Saved entries:
## start

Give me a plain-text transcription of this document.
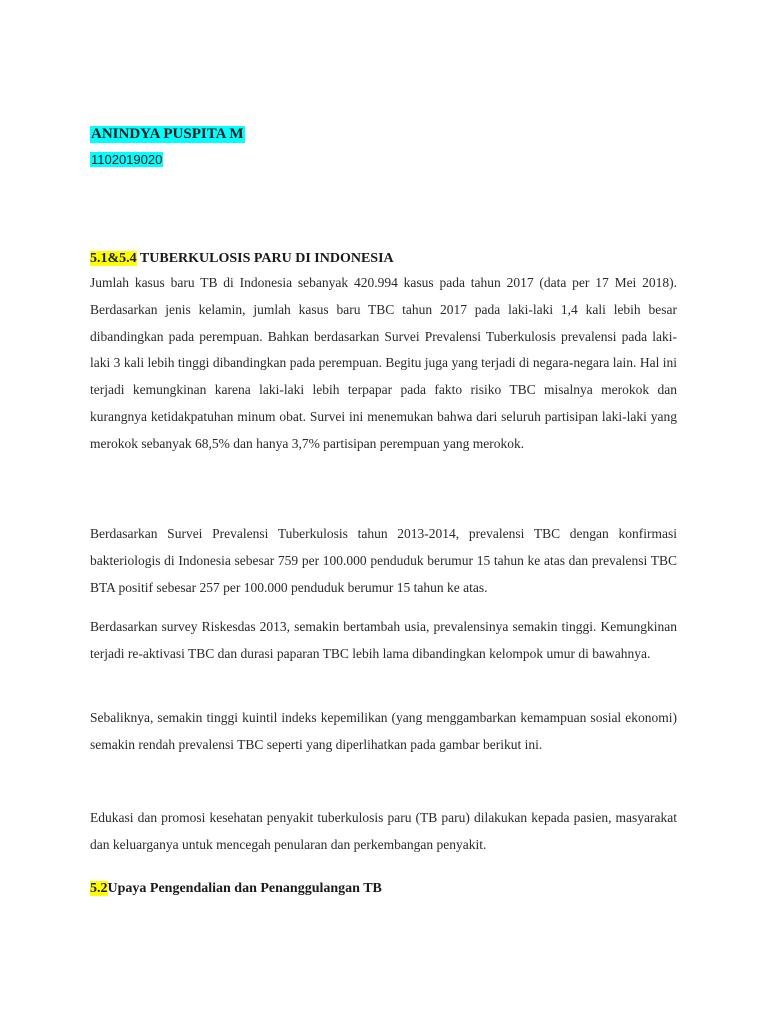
ANINDYA PUSPITA M
1102019020
5.1&5.4 TUBERKULOSIS PARU DI INDONESIA

Jumlah kasus baru TB di Indonesia sebanyak 420.994 kasus pada tahun 2017 (data per 17 Mei 2018). Berdasarkan jenis kelamin, jumlah kasus baru TBC tahun 2017 pada laki-laki 1,4 kali lebih besar dibandingkan pada perempuan. Bahkan berdasarkan Survei Prevalensi Tuberkulosis prevalensi pada laki-laki 3 kali lebih tinggi dibandingkan pada perempuan. Begitu juga yang terjadi di negara-negara lain. Hal ini terjadi kemungkinan karena laki-laki lebih terpapar pada fakto risiko TBC misalnya merokok dan kurangnya ketidakpatuhan minum obat. Survei ini menemukan bahwa dari seluruh partisipan laki-laki yang merokok sebanyak 68,5% dan hanya 3,7% partisipan perempuan yang merokok.

Berdasarkan Survei Prevalensi Tuberkulosis tahun 2013-2014, prevalensi TBC dengan konfirmasi bakteriologis di Indonesia sebesar 759 per 100.000 penduduk berumur 15 tahun ke atas dan prevalensi TBC BTA positif sebesar 257 per 100.000 penduduk berumur 15 tahun ke atas.

Berdasarkan survey Riskesdas 2013, semakin bertambah usia, prevalensinya semakin tinggi. Kemungkinan terjadi re-aktivasi TBC dan durasi paparan TBC lebih lama dibandingkan kelompok umur di bawahnya.

Sebaliknya, semakin tinggi kuintil indeks kepemilikan (yang menggambarkan kemampuan sosial ekonomi) semakin rendah prevalensi TBC seperti yang diperlihatkan pada gambar berikut ini.

Edukasi dan promosi kesehatan penyakit tuberkulosis paru (TB paru) dilakukan kepada pasien, masyarakat dan keluarganya untuk mencegah penularan dan perkembangan penyakit.

5.2Upaya Pengendalian dan Penanggulangan TB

## end

EXERCISE DETAILS:
Output the material word for word, omitting its pictures.

OUTPUT:
Give me a plain-text transcription of this document.
ANINDYA PUSPITA M
1102019020
5.1&5.4 TUBERKULOSIS PARU DI INDONESIA

Jumlah kasus baru TB di Indonesia sebanyak 420.994 kasus pada tahun 2017 (data per 17 Mei 2018). Berdasarkan jenis kelamin, jumlah kasus baru TBC tahun 2017 pada laki-laki 1,4 kali lebih besar dibandingkan pada perempuan. Bahkan berdasarkan Survei Prevalensi Tuberkulosis prevalensi pada laki-laki 3 kali lebih tinggi dibandingkan pada perempuan. Begitu juga yang terjadi di negara-negara lain. Hal ini terjadi kemungkinan karena laki-laki lebih terpapar pada fakto risiko TBC misalnya merokok dan kurangnya ketidakpatuhan minum obat. Survei ini menemukan bahwa dari seluruh partisipan laki-laki yang merokok sebanyak 68,5% dan hanya 3,7% partisipan perempuan yang merokok.

Berdasarkan Survei Prevalensi Tuberkulosis tahun 2013-2014, prevalensi TBC dengan konfirmasi bakteriologis di Indonesia sebesar 759 per 100.000 penduduk berumur 15 tahun ke atas dan prevalensi TBC BTA positif sebesar 257 per 100.000 penduduk berumur 15 tahun ke atas.

Berdasarkan survey Riskesdas 2013, semakin bertambah usia, prevalensinya semakin tinggi. Kemungkinan terjadi re-aktivasi TBC dan durasi paparan TBC lebih lama dibandingkan kelompok umur di bawahnya.

Sebaliknya, semakin tinggi kuintil indeks kepemilikan (yang menggambarkan kemampuan sosial ekonomi) semakin rendah prevalensi TBC seperti yang diperlihatkan pada gambar berikut ini.

Edukasi dan promosi kesehatan penyakit tuberkulosis paru (TB paru) dilakukan kepada pasien, masyarakat dan keluarganya untuk mencegah penularan dan perkembangan penyakit.

5.2Upaya Pengendalian dan Penanggulangan TB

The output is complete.